With the images left out, print all of the records below exactly.

(Saved entries)

____________________

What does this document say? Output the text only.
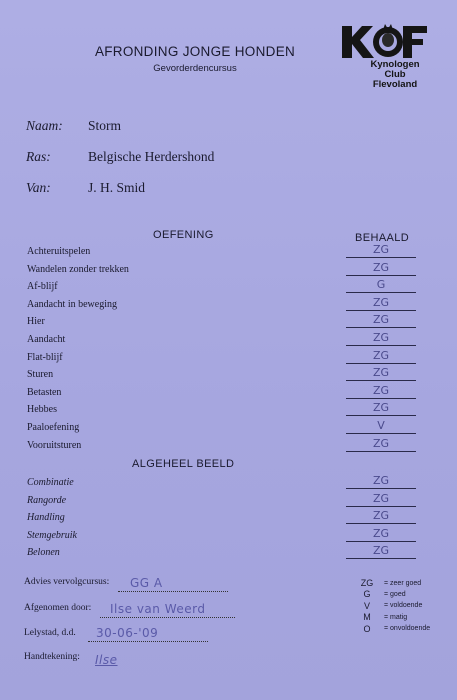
AFRONDING JONGE HONDEN
Gevorderdencursus	Kynologen
Club
Flevoland
Naam: Storm
Ras:	Belgische Herdershond
Van:	J. H. Smid
OEFENING	BEHAALD
Achteruitspelen	ZG
Wandelen zonder trekken	ZG
Af-blijf	G
Aandacht in beweging	ZG
Hier	ZG
Aandacht	ZG
Flat-blijf	ZG
Sturen	ZG
Betasten	ZG
Hebbes	ZG
Paaloefening	V
Vooruitsturen	ZG
ALGEHEEL BEELD
Combinatie	ZG
Rangorde	ZG
Handling	ZG
Stemgebruik	ZG
Belonen	ZG
Advies vervolgcursus: GG A
Afgenomen door: Ilse van Weerd
Lelystad, d.d. 30-06-'09
Handtekening: Ilse
ZG	= zeer goed
G	= goed
V	= voldoende
M	= matig
O	= onvoldoende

____________________

## Exercise answer
What does this document say? Output the text only.
AFRONDING JONGE HONDEN
Gevorderdencursus	Kynologen
Club
Flevoland
Naam: Storm
Ras:	Belgische Herdershond
Van:	J. H. Smid
OEFENING	BEHAALD
Achteruitspelen	ZG
Wandelen zonder trekken	ZG
Af-blijf	G
Aandacht in beweging	ZG
Hier	ZG
Aandacht	ZG
Flat-blijf	ZG
Sturen	ZG
Betasten	ZG
Hebbes	ZG
Paaloefening	V
Vooruitsturen	ZG
ALGEHEEL BEELD
Combinatie	ZG
Rangorde	ZG
Handling	ZG
Stemgebruik	ZG
Belonen	ZG
Advies vervolgcursus: GG A
Afgenomen door: Ilse van Weerd
Lelystad, d.d. 30-06-'09
Handtekening: Ilse
ZG	= zeer goed
G	= goed
V	= voldoende
M	= matig
O	= onvoldoende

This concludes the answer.